[Excerpt from a dataset]
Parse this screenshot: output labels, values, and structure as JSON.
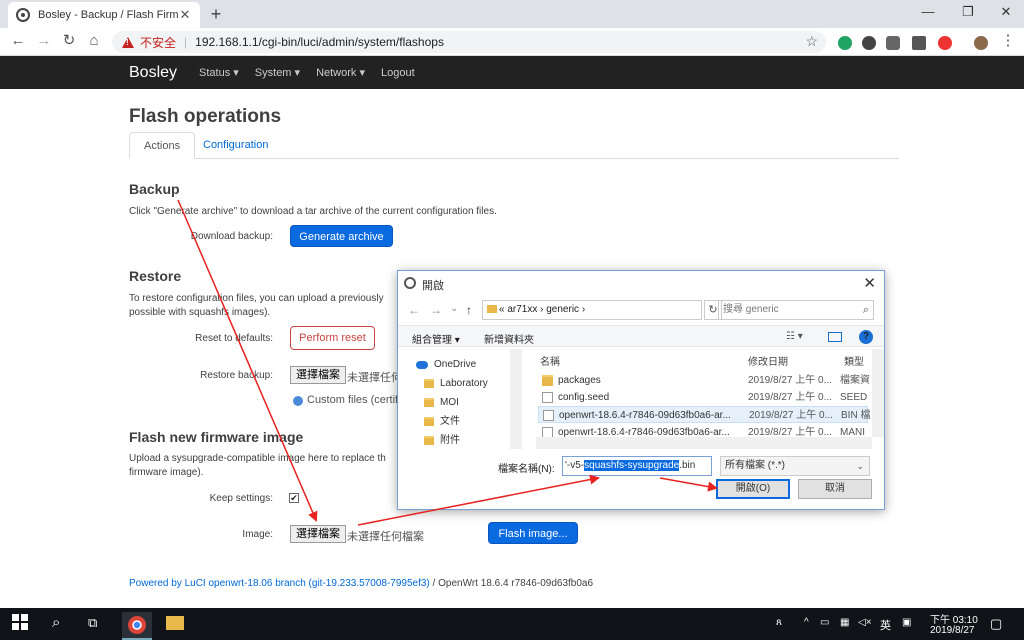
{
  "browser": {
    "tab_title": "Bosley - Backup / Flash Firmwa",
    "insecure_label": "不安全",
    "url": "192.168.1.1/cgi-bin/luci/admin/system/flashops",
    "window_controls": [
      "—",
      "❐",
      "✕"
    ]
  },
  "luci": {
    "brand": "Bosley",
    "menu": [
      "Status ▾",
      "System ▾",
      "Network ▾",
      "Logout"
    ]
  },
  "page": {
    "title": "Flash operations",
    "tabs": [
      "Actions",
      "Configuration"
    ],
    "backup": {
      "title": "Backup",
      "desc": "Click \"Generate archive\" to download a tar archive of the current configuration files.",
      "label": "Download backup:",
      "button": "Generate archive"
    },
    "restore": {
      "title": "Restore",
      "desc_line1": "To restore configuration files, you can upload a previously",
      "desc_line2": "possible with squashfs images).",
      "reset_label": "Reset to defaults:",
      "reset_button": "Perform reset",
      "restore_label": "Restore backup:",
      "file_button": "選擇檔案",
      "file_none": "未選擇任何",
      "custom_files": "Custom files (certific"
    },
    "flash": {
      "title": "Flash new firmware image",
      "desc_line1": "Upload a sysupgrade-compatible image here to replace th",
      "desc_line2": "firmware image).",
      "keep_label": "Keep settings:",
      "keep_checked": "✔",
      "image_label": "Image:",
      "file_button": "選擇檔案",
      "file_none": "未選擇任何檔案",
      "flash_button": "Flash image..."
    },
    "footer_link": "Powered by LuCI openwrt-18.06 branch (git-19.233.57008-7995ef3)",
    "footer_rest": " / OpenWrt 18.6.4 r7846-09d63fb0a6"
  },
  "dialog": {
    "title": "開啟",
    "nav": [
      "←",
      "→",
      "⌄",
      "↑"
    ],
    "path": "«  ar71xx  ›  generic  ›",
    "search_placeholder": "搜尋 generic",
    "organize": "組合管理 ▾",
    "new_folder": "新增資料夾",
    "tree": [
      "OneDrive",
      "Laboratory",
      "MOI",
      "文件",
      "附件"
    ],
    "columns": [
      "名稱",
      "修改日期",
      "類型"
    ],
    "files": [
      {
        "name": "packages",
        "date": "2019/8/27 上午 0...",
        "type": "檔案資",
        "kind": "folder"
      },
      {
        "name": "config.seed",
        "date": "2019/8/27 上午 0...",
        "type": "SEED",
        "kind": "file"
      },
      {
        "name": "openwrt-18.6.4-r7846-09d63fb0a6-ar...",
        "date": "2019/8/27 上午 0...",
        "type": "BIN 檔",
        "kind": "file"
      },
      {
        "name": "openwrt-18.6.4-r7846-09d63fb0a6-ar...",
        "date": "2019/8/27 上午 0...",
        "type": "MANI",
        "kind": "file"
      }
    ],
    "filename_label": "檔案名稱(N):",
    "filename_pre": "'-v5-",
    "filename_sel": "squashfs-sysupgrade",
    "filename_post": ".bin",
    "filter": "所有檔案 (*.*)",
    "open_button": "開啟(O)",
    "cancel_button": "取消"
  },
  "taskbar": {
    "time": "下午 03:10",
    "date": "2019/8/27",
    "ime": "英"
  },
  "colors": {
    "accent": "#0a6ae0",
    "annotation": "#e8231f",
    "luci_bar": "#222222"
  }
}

--

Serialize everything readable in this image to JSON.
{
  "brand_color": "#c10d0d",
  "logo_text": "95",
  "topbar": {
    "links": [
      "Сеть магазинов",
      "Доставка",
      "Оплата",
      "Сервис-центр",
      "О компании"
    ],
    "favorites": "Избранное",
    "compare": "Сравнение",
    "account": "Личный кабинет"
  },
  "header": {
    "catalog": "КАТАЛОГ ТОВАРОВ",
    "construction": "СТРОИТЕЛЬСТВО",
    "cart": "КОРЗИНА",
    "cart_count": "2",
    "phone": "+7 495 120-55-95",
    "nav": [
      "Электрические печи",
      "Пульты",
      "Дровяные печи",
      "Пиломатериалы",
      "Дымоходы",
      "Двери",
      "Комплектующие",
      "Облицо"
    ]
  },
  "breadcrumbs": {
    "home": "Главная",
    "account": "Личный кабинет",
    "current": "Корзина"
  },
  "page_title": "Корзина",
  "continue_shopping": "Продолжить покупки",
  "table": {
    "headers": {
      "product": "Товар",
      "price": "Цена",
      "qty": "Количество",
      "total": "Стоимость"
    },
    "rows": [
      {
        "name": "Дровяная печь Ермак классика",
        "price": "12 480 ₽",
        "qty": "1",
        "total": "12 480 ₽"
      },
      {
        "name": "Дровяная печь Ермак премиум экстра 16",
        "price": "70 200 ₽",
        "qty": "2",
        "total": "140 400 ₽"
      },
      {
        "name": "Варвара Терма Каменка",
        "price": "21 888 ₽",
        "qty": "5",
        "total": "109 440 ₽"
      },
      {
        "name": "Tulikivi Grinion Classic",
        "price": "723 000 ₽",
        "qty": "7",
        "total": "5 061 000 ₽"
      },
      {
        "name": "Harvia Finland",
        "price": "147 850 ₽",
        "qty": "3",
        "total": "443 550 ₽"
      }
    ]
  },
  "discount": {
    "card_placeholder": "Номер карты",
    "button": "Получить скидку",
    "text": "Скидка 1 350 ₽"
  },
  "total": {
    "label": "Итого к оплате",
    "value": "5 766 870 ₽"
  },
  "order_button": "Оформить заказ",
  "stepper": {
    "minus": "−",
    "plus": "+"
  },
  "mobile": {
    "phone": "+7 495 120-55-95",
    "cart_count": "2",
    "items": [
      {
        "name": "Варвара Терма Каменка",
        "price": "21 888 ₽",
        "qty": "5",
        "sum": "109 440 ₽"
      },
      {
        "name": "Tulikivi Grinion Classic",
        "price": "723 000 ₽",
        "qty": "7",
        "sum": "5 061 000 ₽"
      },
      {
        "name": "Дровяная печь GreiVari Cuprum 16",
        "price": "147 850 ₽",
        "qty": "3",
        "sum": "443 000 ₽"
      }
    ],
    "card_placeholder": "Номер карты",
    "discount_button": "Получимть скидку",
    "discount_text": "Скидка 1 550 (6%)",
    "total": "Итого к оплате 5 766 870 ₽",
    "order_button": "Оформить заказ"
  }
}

Request: Copy each line of the records above that carries the word "type".

Response to the exercise:
        "type": "檔案資",
        "type": "SEED",
        "type": "BIN 檔",
        "type": "MANI",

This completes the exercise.